## [Short exercise]
Repeat the listing word for word. No pictures belong in the copy.

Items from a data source
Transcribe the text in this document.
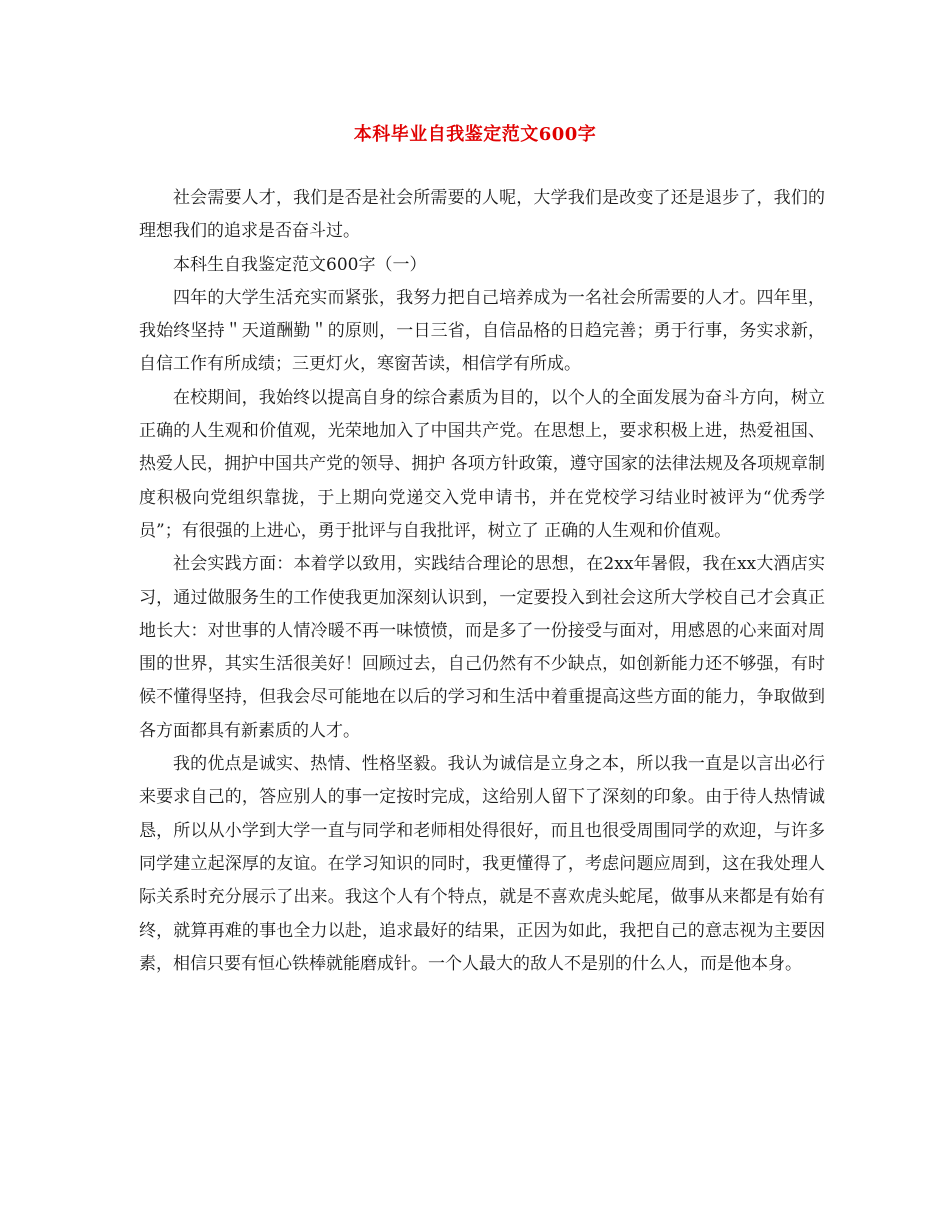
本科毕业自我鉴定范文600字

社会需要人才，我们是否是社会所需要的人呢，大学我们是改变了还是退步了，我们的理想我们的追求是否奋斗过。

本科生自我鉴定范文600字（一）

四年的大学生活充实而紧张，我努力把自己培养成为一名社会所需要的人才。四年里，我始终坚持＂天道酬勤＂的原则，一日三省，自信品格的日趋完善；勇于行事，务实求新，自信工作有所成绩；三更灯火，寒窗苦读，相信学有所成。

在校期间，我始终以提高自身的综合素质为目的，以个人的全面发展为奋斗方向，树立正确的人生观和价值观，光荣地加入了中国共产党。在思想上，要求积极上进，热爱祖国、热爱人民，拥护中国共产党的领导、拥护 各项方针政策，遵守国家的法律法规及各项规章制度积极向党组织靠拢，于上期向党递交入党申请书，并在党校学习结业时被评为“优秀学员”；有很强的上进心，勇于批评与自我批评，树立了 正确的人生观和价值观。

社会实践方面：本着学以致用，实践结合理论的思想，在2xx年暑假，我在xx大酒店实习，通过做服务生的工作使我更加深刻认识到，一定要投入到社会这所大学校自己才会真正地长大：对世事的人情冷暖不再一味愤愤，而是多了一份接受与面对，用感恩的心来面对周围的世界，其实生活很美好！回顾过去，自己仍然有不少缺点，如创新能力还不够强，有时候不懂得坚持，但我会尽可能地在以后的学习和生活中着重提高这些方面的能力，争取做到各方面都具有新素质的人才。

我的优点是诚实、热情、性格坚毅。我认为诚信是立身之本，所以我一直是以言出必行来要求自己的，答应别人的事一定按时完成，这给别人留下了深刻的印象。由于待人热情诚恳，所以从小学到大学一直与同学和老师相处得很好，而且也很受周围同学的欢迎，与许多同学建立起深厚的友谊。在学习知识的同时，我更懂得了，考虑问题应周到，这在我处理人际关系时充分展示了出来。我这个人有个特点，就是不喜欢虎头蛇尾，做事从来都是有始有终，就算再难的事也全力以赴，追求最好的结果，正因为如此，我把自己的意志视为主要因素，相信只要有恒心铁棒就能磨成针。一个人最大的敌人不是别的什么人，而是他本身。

## [Exercise output]
Transcribe the text in this document.
本科毕业自我鉴定范文600字

社会需要人才，我们是否是社会所需要的人呢，大学我们是改变了还是退步了，我们的理想我们的追求是否奋斗过。

本科生自我鉴定范文600字（一）

四年的大学生活充实而紧张，我努力把自己培养成为一名社会所需要的人才。四年里，我始终坚持＂天道酬勤＂的原则，一日三省，自信品格的日趋完善；勇于行事，务实求新，自信工作有所成绩；三更灯火，寒窗苦读，相信学有所成。

在校期间，我始终以提高自身的综合素质为目的，以个人的全面发展为奋斗方向，树立正确的人生观和价值观，光荣地加入了中国共产党。在思想上，要求积极上进，热爱祖国、热爱人民，拥护中国共产党的领导、拥护 各项方针政策，遵守国家的法律法规及各项规章制度积极向党组织靠拢，于上期向党递交入党申请书，并在党校学习结业时被评为“优秀学员”；有很强的上进心，勇于批评与自我批评，树立了 正确的人生观和价值观。

社会实践方面：本着学以致用，实践结合理论的思想，在2xx年暑假，我在xx大酒店实习，通过做服务生的工作使我更加深刻认识到，一定要投入到社会这所大学校自己才会真正地长大：对世事的人情冷暖不再一味愤愤，而是多了一份接受与面对，用感恩的心来面对周围的世界，其实生活很美好！回顾过去，自己仍然有不少缺点，如创新能力还不够强，有时候不懂得坚持，但我会尽可能地在以后的学习和生活中着重提高这些方面的能力，争取做到各方面都具有新素质的人才。

我的优点是诚实、热情、性格坚毅。我认为诚信是立身之本，所以我一直是以言出必行来要求自己的，答应别人的事一定按时完成，这给别人留下了深刻的印象。由于待人热情诚恳，所以从小学到大学一直与同学和老师相处得很好，而且也很受周围同学的欢迎，与许多同学建立起深厚的友谊。在学习知识的同时，我更懂得了，考虑问题应周到，这在我处理人际关系时充分展示了出来。我这个人有个特点，就是不喜欢虎头蛇尾，做事从来都是有始有终，就算再难的事也全力以赴，追求最好的结果，正因为如此，我把自己的意志视为主要因素，相信只要有恒心铁棒就能磨成针。一个人最大的敌人不是别的什么人，而是他本身。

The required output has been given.